Go through the entries below and copy each line containing the word "nghiệm".

[Records excerpted from a collection]
■ ■ ■ ■ ■ ■ ■

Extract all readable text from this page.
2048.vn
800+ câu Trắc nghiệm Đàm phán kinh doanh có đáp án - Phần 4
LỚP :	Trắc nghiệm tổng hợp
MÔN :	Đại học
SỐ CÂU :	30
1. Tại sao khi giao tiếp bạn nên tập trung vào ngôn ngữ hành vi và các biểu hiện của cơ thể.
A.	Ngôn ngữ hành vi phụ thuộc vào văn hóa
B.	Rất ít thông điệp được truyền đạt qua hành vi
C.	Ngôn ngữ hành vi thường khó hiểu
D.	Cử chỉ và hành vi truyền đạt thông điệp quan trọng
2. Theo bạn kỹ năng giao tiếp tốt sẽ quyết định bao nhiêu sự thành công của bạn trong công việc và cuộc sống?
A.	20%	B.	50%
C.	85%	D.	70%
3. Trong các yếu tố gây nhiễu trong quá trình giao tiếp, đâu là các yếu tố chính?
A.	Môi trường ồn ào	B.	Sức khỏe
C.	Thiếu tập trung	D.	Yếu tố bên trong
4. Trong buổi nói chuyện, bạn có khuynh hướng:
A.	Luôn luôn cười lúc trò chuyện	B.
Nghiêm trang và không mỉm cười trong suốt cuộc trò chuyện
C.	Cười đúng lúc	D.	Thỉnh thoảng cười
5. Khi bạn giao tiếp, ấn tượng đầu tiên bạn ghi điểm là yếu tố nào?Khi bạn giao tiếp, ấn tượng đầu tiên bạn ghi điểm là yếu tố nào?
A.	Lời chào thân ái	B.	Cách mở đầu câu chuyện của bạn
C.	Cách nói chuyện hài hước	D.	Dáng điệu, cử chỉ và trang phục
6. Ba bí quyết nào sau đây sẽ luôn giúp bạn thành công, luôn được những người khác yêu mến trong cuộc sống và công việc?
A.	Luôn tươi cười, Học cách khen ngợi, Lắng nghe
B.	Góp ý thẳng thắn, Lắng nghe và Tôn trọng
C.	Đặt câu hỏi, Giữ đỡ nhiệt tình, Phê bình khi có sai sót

■ ■ ■ ■ ■ ■ ■

__Reply__.
800+ câu Trắc nghiệm Đàm phán kinh doanh có đáp án - Phần 4
LỚP :	Trắc nghiệm tổng hợp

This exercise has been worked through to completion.